### TASK GOAL:
Lift out each line of the data that holds "image".

-- -- --

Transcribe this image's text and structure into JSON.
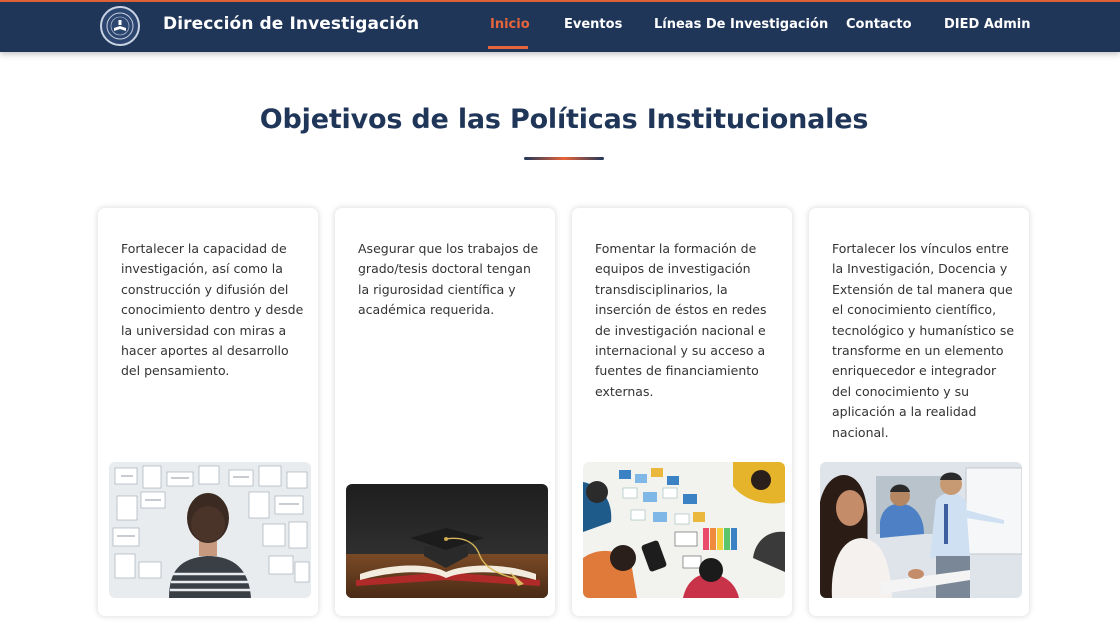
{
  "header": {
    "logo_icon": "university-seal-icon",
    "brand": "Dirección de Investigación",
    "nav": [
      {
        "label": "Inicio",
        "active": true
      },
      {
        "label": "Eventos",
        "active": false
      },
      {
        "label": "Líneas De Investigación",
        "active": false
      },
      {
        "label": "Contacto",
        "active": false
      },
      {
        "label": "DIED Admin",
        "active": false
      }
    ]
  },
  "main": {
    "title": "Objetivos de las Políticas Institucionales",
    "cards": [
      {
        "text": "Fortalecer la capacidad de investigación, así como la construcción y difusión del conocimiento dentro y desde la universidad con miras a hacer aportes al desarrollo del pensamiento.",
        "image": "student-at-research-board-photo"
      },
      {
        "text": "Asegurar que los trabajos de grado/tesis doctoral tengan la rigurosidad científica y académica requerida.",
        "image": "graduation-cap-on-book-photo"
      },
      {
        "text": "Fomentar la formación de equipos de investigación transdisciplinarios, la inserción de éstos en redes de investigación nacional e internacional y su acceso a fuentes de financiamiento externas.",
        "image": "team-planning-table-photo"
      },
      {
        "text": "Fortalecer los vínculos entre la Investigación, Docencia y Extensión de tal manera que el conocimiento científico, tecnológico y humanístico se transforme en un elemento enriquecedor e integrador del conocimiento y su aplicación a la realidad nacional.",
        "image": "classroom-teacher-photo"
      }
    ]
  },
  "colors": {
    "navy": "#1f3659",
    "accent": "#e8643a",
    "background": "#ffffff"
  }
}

-- -- --

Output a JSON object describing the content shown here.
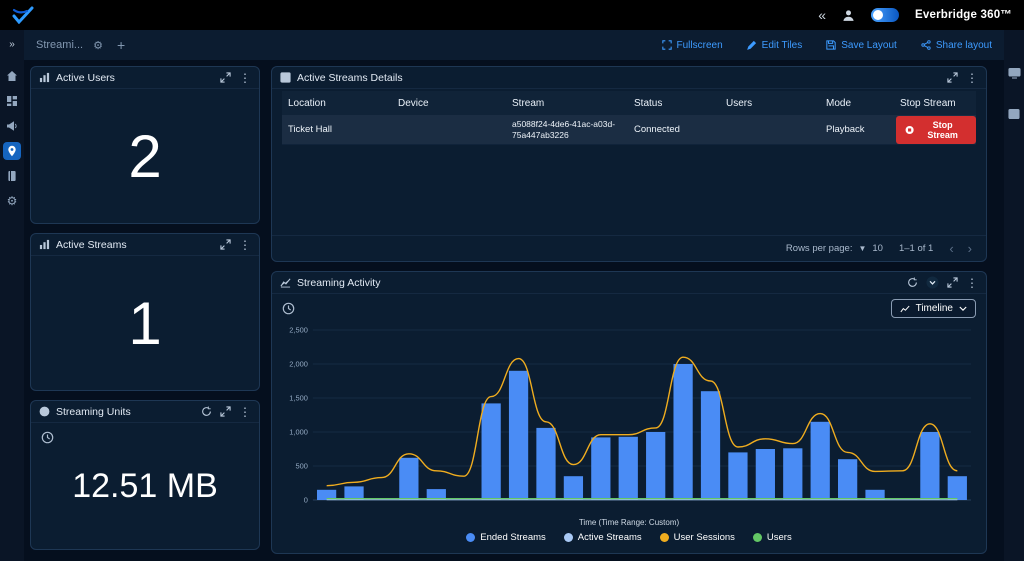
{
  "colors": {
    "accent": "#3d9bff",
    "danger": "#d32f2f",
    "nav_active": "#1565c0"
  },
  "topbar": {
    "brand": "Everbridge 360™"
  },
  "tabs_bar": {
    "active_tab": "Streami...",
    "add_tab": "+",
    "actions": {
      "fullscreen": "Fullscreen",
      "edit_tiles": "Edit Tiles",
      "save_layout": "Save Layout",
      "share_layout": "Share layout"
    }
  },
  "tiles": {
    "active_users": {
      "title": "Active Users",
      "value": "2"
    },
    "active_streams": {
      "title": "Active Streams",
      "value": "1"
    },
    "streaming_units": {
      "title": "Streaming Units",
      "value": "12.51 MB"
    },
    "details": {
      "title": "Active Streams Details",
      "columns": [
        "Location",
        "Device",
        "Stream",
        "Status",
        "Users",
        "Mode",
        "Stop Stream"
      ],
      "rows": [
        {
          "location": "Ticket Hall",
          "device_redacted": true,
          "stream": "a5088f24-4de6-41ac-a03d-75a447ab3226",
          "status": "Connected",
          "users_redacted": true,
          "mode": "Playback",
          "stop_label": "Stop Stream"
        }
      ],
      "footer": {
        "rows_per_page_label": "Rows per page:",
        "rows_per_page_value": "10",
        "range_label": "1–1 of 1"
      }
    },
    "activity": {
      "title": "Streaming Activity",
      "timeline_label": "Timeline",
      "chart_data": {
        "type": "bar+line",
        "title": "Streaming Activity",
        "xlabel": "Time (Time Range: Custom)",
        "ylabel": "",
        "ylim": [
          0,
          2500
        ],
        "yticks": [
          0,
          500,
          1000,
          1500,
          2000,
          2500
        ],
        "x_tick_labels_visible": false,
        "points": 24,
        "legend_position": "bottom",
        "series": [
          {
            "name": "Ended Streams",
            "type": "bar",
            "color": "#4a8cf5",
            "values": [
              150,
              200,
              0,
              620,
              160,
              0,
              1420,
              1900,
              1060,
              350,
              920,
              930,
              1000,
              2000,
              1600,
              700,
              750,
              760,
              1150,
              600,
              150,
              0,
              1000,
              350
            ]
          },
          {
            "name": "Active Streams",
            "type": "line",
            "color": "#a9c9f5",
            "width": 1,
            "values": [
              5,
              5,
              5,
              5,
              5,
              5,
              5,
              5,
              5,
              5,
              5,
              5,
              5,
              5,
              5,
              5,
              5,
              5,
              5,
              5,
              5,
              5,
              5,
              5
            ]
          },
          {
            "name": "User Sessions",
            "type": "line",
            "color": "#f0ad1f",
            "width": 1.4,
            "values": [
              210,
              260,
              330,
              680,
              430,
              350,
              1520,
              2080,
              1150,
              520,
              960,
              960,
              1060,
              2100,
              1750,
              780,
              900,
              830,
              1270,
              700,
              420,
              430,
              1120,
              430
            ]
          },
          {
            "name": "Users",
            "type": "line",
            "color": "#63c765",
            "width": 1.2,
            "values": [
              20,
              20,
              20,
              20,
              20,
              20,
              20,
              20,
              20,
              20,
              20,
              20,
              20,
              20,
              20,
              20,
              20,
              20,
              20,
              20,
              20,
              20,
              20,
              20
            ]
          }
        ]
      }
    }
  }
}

-- -- --

### FULL RESPONSE:
Transcribe this image's text and structure into JSON.
        "image": "student-at-research-board-photo"
        "image": "graduation-cap-on-book-photo"
        "image": "team-planning-table-photo"
        "image": "classroom-teacher-photo"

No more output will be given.